Texto del documento –
::::

Cuando Santiago de Liniers defendió exitosamente a Buenos Aires de los británicos, lo colmaron de honores. Dentro del paquete de homenajes y obsequios, se le concedió permiso para importar dos mil negros. Codicioso, pidió que fueran cuatro mil, que le llegaron en varios barcos.
En el infame comercio negrero, el esclavo no era considerado una persona, sino un bien a comerciar, al punto que hasta 1787 se los marcaba en la cara o en la espalda. Se calcula que durante la esclavitud fueron apresados y comerciados unos 60 millones, de los cuales 40 poblaron el continente americano.
Todo hace suponer que los que poblaron Buenos Aires fueron originarios, en su mayoría, del Congo y Angola. El rey Carlos III fue quien abrió el Río de la Plata a este vil comercio, a través de una legislación que prohibía la introducción de negros mahometanos.
Viajaban engrillados sobre pisos superpuestos donde solo podían estar acostados o sentados. Iban con la barbilla pegada a las rodillas, atados entre ellos, y muchos de ellos ya muertos, porque el grado de mortalidad en los viajes por alta mar era altísimo: escorbuto, disentería, sed, suicidios y malos tratos de sus captores hacían estragos. Muchos, según el explorador escocés David Livingstone, morían de pena y tristeza y demostraban su mal llevando su mano al corazón, según destaca Bernardo Kordon en su trabajo sobre la raza negra en nuestras tierras.
En un primer momento los esclavos eran desembarcados cerca de la boca del Riachuelo y alojados en galpones, que no tomaron mucho tiempo en ser conocidos como las barracas.
Hubo una compañía inglesa llamada “South Sea Company”, que importaba negros y los retenía en un depósito en la actual Plaza San Martín, en lo que había sido una espectacular residencia de 39 habitaciones del gobernador Agustín Robles, que había mandado a construir en 1702, llamó “El Retiro” y habría dado el nombre al barrio. Cuando soplaba viento del río, el hedor que inundaba la ciudad era insoportable. El Cabildo se quejaba de los negros contagiados de sarna, que despedían un olor fétido y pestilente, y alertaba del peligro de “infeccionar la ciudad”.
En Buenos Aires, eran comprados por las familias para trabajar como obreros o en tareas domésticas. Trabajaban en los patios de las casas y luego salían a recorrer las calles a vender sus productos. Muchas familias acomodadas vivían de lo producido por los esclavos, como destacan trabajos sobre este tema. Era común que una familia de buen pasar económico tuviese una docena de esclavos, y cada uno de ellos cumplía una función específica: uno se encargaba de cebar mate, otros servían la mesa, planchaban, lavaban, cocinaban, acompañaban a la ama a misa, o bien los enviaban a trabajar en sus campos.
Hombres y mujeres vivían en el patio más alejado y allí criaban a sus hijos, llamados muleques, que crecían junto a los hijos de los dueños.

::::

Información proporcionada –
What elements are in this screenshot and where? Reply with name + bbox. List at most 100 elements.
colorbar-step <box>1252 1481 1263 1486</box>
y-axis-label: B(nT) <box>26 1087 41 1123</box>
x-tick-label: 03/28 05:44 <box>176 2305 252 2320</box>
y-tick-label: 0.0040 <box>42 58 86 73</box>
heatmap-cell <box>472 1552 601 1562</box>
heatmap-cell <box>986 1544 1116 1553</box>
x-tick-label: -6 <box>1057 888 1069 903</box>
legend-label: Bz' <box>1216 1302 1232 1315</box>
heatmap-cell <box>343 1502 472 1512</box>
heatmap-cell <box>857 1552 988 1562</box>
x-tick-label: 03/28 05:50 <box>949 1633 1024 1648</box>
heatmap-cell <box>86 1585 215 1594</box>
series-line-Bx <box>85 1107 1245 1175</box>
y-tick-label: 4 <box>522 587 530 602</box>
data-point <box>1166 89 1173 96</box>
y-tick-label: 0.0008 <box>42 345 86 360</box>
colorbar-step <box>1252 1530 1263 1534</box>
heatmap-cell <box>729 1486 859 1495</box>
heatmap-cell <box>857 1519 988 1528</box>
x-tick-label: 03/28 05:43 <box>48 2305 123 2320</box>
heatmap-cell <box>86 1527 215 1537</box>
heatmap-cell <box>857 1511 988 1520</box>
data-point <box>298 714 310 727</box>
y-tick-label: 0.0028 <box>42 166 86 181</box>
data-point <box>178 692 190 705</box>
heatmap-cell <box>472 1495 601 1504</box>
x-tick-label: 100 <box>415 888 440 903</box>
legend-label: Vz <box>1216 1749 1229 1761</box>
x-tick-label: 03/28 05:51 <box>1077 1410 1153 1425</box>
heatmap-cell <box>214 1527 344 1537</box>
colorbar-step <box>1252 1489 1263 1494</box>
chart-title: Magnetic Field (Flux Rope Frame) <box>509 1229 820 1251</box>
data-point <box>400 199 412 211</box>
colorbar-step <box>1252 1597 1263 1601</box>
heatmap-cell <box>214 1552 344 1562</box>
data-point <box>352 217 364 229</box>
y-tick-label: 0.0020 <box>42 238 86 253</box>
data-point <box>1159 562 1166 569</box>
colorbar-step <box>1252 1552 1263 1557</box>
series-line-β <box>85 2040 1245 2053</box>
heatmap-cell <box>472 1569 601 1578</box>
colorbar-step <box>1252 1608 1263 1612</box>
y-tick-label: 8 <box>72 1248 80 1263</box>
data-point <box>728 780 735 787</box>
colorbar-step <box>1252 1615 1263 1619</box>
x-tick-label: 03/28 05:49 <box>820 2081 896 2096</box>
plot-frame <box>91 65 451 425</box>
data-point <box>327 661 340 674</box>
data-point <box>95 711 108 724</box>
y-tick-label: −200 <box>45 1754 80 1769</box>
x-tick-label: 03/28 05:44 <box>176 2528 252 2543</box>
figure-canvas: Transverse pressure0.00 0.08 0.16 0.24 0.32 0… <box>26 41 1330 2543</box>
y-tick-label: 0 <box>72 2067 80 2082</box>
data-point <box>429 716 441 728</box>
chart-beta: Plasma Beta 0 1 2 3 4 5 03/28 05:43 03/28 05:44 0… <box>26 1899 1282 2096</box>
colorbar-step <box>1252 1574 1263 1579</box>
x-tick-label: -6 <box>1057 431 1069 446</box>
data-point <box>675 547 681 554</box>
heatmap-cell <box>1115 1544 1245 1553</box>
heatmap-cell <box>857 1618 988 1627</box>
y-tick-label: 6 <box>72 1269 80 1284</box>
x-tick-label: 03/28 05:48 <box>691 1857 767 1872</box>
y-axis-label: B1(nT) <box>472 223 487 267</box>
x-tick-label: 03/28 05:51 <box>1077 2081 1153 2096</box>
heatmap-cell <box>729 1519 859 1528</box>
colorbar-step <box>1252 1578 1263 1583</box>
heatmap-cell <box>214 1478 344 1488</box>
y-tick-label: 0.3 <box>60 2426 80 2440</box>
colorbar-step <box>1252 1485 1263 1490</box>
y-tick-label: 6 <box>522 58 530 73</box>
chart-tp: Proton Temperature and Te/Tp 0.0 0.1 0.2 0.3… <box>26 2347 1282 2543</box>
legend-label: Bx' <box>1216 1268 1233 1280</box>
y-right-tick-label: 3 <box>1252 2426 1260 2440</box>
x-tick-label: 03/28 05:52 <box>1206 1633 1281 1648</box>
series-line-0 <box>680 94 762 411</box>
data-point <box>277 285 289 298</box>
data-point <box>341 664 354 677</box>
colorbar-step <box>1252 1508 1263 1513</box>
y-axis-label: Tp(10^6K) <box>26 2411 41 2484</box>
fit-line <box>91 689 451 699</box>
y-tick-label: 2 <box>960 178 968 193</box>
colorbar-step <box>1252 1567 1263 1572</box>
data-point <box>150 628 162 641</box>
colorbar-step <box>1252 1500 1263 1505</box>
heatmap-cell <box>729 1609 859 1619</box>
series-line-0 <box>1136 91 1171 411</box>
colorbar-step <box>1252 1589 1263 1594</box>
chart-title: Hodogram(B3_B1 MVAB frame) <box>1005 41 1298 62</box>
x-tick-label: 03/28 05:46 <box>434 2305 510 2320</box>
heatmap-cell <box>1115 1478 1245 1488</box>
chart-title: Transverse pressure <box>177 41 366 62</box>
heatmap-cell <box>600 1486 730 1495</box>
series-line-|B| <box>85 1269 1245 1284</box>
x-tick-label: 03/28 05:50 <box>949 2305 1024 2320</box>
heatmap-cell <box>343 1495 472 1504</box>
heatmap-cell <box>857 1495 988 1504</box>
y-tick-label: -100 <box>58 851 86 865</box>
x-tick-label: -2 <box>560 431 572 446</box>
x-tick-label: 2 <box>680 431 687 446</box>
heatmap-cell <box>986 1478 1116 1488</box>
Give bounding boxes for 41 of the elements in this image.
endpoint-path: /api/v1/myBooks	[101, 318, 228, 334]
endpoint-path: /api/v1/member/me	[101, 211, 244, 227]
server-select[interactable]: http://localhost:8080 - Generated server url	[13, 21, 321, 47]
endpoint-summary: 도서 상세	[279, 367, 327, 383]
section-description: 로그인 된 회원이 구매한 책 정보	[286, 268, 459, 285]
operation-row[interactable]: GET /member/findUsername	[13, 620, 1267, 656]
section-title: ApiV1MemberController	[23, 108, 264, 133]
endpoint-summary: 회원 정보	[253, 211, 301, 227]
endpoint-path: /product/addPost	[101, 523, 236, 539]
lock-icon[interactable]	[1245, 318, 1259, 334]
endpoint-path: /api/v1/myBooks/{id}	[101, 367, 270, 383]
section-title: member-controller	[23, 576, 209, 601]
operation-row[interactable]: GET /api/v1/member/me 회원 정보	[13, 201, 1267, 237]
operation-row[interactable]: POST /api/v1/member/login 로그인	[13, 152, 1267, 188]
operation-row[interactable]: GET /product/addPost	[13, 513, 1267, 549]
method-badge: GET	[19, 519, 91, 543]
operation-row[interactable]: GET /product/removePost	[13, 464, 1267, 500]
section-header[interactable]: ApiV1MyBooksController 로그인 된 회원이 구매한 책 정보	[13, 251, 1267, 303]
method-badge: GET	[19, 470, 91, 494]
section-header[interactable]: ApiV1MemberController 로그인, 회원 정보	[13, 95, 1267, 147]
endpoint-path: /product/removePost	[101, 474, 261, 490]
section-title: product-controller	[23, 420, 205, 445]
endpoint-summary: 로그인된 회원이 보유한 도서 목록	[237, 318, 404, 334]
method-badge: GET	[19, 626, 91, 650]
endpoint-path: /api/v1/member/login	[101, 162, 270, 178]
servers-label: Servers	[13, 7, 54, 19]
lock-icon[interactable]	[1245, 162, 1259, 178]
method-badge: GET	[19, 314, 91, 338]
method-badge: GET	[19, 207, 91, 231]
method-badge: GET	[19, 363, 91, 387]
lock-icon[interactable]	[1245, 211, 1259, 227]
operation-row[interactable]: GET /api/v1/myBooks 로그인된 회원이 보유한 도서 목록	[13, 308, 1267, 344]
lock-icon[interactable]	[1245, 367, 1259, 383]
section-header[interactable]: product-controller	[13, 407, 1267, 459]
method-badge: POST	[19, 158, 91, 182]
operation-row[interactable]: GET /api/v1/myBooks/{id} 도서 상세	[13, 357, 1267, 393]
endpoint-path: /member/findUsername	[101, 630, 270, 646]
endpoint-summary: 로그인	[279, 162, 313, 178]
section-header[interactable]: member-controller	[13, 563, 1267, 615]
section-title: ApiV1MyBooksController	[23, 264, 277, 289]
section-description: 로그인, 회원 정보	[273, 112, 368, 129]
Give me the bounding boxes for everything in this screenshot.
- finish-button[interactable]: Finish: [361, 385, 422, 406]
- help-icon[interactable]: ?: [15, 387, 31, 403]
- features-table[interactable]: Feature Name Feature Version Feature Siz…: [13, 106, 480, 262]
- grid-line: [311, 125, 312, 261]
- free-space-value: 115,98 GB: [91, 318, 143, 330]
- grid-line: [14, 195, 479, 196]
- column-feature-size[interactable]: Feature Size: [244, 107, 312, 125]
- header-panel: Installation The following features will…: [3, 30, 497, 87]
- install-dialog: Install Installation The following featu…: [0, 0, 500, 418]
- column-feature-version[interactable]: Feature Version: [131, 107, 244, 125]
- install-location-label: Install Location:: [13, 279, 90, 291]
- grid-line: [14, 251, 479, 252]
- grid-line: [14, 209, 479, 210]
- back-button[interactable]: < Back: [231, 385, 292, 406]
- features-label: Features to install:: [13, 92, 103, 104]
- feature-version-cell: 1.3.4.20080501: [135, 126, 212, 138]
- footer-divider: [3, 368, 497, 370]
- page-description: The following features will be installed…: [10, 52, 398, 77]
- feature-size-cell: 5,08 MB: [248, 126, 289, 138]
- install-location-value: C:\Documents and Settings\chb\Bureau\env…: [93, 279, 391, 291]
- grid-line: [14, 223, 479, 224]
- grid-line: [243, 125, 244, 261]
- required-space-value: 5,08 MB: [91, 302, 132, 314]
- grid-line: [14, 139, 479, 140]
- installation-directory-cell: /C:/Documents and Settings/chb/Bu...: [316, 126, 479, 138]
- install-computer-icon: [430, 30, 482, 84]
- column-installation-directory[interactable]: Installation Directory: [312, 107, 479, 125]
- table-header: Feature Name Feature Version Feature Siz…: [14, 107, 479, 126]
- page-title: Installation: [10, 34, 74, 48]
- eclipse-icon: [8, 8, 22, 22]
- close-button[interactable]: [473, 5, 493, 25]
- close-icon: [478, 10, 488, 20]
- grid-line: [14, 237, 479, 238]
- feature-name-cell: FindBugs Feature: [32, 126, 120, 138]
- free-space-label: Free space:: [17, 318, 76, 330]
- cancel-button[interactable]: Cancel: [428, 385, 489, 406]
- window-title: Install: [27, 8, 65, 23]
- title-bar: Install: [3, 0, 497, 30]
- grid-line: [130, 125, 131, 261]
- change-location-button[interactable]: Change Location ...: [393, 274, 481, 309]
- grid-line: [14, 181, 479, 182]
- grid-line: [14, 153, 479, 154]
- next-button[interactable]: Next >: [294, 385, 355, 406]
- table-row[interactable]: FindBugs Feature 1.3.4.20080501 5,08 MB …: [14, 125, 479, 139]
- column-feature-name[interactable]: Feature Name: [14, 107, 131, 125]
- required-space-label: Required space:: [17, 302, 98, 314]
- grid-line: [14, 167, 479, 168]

::::

Detalles del problema –
Según el texto del documento, ¿cuántos esclavos pidió importar Santiago de Liniers tras recibir permiso para traer dos mil?

Respuesta del ejercicio –
Cuatro mil.